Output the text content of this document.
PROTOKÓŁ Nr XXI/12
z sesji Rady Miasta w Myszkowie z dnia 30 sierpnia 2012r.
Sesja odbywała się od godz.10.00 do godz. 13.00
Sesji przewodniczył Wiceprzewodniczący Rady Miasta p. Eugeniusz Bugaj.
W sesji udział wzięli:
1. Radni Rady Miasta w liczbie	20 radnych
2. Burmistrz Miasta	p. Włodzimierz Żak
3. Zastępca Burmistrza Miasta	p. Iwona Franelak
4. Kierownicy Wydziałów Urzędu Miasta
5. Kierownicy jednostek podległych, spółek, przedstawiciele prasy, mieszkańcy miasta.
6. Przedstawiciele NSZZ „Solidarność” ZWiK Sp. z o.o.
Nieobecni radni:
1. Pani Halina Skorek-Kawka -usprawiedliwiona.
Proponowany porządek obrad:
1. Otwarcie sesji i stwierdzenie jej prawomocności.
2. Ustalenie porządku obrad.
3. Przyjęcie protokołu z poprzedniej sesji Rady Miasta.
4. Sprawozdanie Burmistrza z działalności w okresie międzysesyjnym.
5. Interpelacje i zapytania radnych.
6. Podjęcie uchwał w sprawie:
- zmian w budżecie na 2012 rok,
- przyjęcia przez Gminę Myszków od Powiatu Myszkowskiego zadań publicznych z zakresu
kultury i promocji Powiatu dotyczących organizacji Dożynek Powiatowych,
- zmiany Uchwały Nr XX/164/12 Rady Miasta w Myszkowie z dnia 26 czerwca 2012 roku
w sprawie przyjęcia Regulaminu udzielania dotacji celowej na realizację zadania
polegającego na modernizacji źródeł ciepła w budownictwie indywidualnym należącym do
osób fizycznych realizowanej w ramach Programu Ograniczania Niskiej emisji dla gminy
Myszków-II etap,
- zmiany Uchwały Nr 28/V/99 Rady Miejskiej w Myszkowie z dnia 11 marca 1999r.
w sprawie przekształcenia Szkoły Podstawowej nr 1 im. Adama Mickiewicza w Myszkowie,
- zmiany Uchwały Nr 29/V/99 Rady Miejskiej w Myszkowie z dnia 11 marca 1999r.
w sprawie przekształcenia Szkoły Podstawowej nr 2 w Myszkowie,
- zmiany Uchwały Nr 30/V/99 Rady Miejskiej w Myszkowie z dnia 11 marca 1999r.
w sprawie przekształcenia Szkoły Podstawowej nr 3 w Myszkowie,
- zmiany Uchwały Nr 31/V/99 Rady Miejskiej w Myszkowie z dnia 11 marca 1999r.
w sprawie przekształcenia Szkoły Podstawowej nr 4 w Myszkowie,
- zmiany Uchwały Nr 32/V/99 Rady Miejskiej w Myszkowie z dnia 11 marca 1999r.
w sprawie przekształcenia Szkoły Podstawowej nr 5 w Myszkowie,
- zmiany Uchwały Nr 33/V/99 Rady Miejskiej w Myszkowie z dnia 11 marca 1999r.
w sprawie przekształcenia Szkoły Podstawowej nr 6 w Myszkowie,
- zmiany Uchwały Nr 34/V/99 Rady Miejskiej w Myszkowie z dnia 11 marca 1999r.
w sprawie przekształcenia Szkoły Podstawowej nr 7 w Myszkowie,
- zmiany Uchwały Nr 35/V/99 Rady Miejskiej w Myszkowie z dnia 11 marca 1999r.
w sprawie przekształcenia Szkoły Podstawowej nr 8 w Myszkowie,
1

## EXERCISE TASK
Find the lines above holding the word "obrad" and show them.

## EXERCISE OUTPUT
Proponowany porządek obrad:
2. Ustalenie porządku obrad.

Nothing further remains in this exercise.